_Record extracts_
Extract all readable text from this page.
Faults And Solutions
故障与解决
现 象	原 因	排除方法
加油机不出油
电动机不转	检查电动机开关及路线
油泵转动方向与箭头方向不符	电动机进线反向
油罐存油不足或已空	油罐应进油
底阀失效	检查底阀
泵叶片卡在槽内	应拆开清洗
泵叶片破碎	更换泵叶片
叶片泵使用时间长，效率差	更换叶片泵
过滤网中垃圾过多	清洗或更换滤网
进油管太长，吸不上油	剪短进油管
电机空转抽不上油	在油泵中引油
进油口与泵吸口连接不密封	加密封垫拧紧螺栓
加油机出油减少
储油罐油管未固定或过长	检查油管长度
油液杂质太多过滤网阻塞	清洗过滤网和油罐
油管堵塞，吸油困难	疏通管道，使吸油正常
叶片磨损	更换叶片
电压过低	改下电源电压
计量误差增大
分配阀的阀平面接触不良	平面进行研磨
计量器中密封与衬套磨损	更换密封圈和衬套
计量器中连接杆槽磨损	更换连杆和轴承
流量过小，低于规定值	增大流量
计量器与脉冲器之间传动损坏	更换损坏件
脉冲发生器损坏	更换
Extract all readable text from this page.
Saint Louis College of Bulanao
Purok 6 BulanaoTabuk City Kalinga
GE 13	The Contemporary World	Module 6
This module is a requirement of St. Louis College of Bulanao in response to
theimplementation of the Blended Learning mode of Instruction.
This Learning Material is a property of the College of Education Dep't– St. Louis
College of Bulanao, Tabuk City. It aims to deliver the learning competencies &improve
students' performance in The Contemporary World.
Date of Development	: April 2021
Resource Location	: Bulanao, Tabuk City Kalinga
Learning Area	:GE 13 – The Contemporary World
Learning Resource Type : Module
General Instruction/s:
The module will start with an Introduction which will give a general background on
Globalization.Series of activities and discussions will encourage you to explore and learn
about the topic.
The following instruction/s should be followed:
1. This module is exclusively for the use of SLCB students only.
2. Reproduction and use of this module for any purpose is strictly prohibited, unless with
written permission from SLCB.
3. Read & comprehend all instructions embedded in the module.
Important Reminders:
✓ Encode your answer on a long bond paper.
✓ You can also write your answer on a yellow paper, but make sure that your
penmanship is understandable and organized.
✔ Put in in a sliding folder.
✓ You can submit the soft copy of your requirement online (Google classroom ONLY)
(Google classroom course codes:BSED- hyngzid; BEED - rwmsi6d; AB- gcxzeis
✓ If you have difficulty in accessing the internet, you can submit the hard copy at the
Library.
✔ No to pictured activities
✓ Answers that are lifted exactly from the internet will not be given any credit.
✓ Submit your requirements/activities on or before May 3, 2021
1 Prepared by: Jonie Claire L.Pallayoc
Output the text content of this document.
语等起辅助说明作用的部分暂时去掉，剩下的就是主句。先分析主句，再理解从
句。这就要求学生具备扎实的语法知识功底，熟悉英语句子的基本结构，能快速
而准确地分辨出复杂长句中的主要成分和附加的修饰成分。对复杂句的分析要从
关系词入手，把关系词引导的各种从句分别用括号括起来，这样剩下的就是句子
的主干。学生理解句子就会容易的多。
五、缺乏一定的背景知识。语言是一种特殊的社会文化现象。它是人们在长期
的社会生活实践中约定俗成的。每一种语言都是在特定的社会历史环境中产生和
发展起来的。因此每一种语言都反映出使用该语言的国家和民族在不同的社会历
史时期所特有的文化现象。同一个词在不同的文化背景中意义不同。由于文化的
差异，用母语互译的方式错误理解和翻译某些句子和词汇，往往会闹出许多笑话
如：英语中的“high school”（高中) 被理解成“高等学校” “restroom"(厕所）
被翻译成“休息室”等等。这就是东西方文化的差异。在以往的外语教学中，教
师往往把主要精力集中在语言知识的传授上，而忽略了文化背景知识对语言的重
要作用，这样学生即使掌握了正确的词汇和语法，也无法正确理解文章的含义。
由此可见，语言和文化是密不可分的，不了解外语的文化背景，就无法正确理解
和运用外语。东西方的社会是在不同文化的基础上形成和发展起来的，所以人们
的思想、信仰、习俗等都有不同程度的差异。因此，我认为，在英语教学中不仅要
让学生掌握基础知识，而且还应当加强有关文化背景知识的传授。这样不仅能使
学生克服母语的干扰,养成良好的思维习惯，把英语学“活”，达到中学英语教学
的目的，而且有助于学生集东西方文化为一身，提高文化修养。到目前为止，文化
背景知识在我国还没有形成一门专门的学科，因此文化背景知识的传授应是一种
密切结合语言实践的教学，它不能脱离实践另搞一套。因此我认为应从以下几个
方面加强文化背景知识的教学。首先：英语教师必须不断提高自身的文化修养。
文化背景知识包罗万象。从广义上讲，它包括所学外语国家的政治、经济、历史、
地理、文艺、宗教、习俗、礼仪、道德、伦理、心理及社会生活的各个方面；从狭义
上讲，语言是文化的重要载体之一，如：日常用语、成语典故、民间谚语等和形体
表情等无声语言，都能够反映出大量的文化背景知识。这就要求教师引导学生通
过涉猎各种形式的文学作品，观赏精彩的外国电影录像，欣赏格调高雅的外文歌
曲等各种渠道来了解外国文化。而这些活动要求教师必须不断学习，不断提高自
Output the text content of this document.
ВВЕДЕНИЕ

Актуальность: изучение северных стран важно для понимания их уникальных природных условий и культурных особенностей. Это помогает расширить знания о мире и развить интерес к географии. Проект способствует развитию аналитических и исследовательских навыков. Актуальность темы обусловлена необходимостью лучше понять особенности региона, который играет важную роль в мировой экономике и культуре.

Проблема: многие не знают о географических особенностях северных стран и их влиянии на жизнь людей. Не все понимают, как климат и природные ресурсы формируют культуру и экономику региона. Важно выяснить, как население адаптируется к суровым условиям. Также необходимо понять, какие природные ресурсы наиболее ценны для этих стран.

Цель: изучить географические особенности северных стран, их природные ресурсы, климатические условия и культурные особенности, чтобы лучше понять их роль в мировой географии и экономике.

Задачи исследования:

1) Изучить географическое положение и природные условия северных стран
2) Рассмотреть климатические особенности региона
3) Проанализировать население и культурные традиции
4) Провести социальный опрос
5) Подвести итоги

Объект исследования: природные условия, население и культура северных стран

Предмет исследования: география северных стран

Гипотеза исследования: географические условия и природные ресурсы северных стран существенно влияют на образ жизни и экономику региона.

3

_Problem to work on_
Every line in the data that holds "Contemporary" should be copied out.

_Output below_
GE 13	The Contemporary World	Module 6
students' performance in The Contemporary World.
Learning Area	:GE 13 – The Contemporary World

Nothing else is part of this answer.